● **What needs to be done**: Extract all records. Keep each one exact.

Saved data entries:
┄┄┄┄┄┄

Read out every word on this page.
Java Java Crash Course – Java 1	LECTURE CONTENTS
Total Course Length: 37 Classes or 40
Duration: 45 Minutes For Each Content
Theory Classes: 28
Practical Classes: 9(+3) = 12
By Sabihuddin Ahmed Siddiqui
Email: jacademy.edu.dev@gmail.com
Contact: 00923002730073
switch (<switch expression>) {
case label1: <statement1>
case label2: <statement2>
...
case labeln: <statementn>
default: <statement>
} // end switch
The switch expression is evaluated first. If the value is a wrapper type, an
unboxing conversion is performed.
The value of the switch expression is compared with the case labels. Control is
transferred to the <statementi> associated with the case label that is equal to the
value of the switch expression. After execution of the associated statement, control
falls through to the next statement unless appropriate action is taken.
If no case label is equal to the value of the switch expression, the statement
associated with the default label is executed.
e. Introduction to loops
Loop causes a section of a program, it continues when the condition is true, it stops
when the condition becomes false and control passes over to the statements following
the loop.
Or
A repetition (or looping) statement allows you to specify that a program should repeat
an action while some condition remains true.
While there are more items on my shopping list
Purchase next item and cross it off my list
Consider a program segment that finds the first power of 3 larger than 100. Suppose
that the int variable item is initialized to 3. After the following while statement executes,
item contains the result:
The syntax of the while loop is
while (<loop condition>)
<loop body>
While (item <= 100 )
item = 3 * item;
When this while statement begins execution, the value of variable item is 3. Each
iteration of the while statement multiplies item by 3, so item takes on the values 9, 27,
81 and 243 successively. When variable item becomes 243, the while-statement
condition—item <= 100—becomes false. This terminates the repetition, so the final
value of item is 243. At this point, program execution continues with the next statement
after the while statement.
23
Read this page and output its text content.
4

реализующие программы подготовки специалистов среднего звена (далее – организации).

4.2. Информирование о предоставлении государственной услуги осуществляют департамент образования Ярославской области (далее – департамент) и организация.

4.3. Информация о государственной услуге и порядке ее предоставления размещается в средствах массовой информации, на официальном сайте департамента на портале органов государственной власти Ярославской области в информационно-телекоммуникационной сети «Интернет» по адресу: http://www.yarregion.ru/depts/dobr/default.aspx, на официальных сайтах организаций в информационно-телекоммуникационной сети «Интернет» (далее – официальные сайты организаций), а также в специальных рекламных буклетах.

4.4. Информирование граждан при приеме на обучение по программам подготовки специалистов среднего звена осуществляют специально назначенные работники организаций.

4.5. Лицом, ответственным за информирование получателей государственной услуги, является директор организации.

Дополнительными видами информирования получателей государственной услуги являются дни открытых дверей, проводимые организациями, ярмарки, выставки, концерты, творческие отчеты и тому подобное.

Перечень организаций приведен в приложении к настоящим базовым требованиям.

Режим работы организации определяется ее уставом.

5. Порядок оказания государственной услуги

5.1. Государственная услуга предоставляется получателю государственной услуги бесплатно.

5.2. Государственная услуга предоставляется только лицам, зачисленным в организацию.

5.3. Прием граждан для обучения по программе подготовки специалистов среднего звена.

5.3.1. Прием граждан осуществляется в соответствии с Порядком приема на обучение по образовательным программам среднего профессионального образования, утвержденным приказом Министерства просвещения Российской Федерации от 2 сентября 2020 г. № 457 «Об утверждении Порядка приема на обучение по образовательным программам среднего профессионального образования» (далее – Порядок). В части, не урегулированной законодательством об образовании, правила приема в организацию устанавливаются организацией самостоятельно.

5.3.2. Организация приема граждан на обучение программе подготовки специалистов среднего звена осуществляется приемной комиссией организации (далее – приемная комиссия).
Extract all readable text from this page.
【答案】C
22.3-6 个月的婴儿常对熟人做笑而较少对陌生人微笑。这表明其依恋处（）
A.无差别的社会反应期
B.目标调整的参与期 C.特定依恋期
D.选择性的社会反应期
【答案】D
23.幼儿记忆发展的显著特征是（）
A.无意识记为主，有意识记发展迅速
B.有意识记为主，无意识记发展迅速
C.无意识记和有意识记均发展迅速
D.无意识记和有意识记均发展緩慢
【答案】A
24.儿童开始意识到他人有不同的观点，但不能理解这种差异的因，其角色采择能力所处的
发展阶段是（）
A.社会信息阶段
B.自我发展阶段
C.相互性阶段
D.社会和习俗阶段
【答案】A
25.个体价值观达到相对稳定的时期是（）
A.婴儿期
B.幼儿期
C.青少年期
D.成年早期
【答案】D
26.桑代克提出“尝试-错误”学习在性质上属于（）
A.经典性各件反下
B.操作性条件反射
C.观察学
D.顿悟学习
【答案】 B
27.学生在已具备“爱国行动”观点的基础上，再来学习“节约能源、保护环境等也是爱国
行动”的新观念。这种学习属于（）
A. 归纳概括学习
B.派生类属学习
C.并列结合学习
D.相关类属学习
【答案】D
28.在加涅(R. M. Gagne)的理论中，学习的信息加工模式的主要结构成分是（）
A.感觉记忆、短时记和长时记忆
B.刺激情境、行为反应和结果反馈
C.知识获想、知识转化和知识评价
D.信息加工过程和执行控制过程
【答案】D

┄┄┄┄┄┄

● **Completed task**:
Read out every word on this page.
Java Java Crash Course – Java 1	LECTURE CONTENTS
Total Course Length: 37 Classes or 40
Duration: 45 Minutes For Each Content
Theory Classes: 28
Practical Classes: 9(+3) = 12
By Sabihuddin Ahmed Siddiqui
Email: jacademy.edu.dev@gmail.com
Contact: 00923002730073
switch (<switch expression>) {
case label1: <statement1>
case label2: <statement2>
...
case labeln: <statementn>
default: <statement>
} // end switch
The switch expression is evaluated first. If the value is a wrapper type, an
unboxing conversion is performed.
The value of the switch expression is compared with the case labels. Control is
transferred to the <statementi> associated with the case label that is equal to the
value of the switch expression. After execution of the associated statement, control
falls through to the next statement unless appropriate action is taken.
If no case label is equal to the value of the switch expression, the statement
associated with the default label is executed.
e. Introduction to loops
Loop causes a section of a program, it continues when the condition is true, it stops
when the condition becomes false and control passes over to the statements following
the loop.
Or
A repetition (or looping) statement allows you to specify that a program should repeat
an action while some condition remains true.
While there are more items on my shopping list
Purchase next item and cross it off my list
Consider a program segment that finds the first power of 3 larger than 100. Suppose
that the int variable item is initialized to 3. After the following while statement executes,
item contains the result:
The syntax of the while loop is
while (<loop condition>)
<loop body>
While (item <= 100 )
item = 3 * item;
When this while statement begins execution, the value of variable item is 3. Each
iteration of the while statement multiplies item by 3, so item takes on the values 9, 27,
81 and 243 successively. When variable item becomes 243, the while-statement
condition—item <= 100—becomes false. This terminates the repetition, so the final
value of item is 243. At this point, program execution continues with the next statement
after the while statement.
23
Read this page and output its text content.
4

реализующие программы подготовки специалистов среднего звена (далее – организации).

4.2. Информирование о предоставлении государственной услуги осуществляют департамент образования Ярославской области (далее – департамент) и организация.

4.3. Информация о государственной услуге и порядке ее предоставления размещается в средствах массовой информации, на официальном сайте департамента на портале органов государственной власти Ярославской области в информационно-телекоммуникационной сети «Интернет» по адресу: http://www.yarregion.ru/depts/dobr/default.aspx, на официальных сайтах организаций в информационно-телекоммуникационной сети «Интернет» (далее – официальные сайты организаций), а также в специальных рекламных буклетах.

4.4. Информирование граждан при приеме на обучение по программам подготовки специалистов среднего звена осуществляют специально назначенные работники организаций.

4.5. Лицом, ответственным за информирование получателей государственной услуги, является директор организации.

Дополнительными видами информирования получателей государственной услуги являются дни открытых дверей, проводимые организациями, ярмарки, выставки, концерты, творческие отчеты и тому подобное.

Перечень организаций приведен в приложении к настоящим базовым требованиям.

Режим работы организации определяется ее уставом.

5. Порядок оказания государственной услуги

5.1. Государственная услуга предоставляется получателю государственной услуги бесплатно.

5.2. Государственная услуга предоставляется только лицам, зачисленным в организацию.

5.3. Прием граждан для обучения по программе подготовки специалистов среднего звена.

5.3.1. Прием граждан осуществляется в соответствии с Порядком приема на обучение по образовательным программам среднего профессионального образования, утвержденным приказом Министерства просвещения Российской Федерации от 2 сентября 2020 г. № 457 «Об утверждении Порядка приема на обучение по образовательным программам среднего профессионального образования» (далее – Порядок). В части, не урегулированной законодательством об образовании, правила приема в организацию устанавливаются организацией самостоятельно.

5.3.2. Организация приема граждан на обучение программе подготовки специалистов среднего звена осуществляется приемной комиссией организации (далее – приемная комиссия).
Extract all readable text from this page.
【答案】C
22.3-6 个月的婴儿常对熟人做笑而较少对陌生人微笑。这表明其依恋处（）
A.无差别的社会反应期
B.目标调整的参与期 C.特定依恋期
D.选择性的社会反应期
【答案】D
23.幼儿记忆发展的显著特征是（）
A.无意识记为主，有意识记发展迅速
B.有意识记为主，无意识记发展迅速
C.无意识记和有意识记均发展迅速
D.无意识记和有意识记均发展緩慢
【答案】A
24.儿童开始意识到他人有不同的观点，但不能理解这种差异的因，其角色采择能力所处的
发展阶段是（）
A.社会信息阶段
B.自我发展阶段
C.相互性阶段
D.社会和习俗阶段
【答案】A
25.个体价值观达到相对稳定的时期是（）
A.婴儿期
B.幼儿期
C.青少年期
D.成年早期
【答案】D
26.桑代克提出“尝试-错误”学习在性质上属于（）
A.经典性各件反下
B.操作性条件反射
C.观察学
D.顿悟学习
【答案】 B
27.学生在已具备“爱国行动”观点的基础上，再来学习“节约能源、保护环境等也是爱国
行动”的新观念。这种学习属于（）
A. 归纳概括学习
B.派生类属学习
C.并列结合学习
D.相关类属学习
【答案】D
28.在加涅(R. M. Gagne)的理论中，学习的信息加工模式的主要结构成分是（）
A.感觉记忆、短时记和长时记忆
B.刺激情境、行为反应和结果反馈
C.知识获想、知识转化和知识评价
D.信息加工过程和执行控制过程
【答案】D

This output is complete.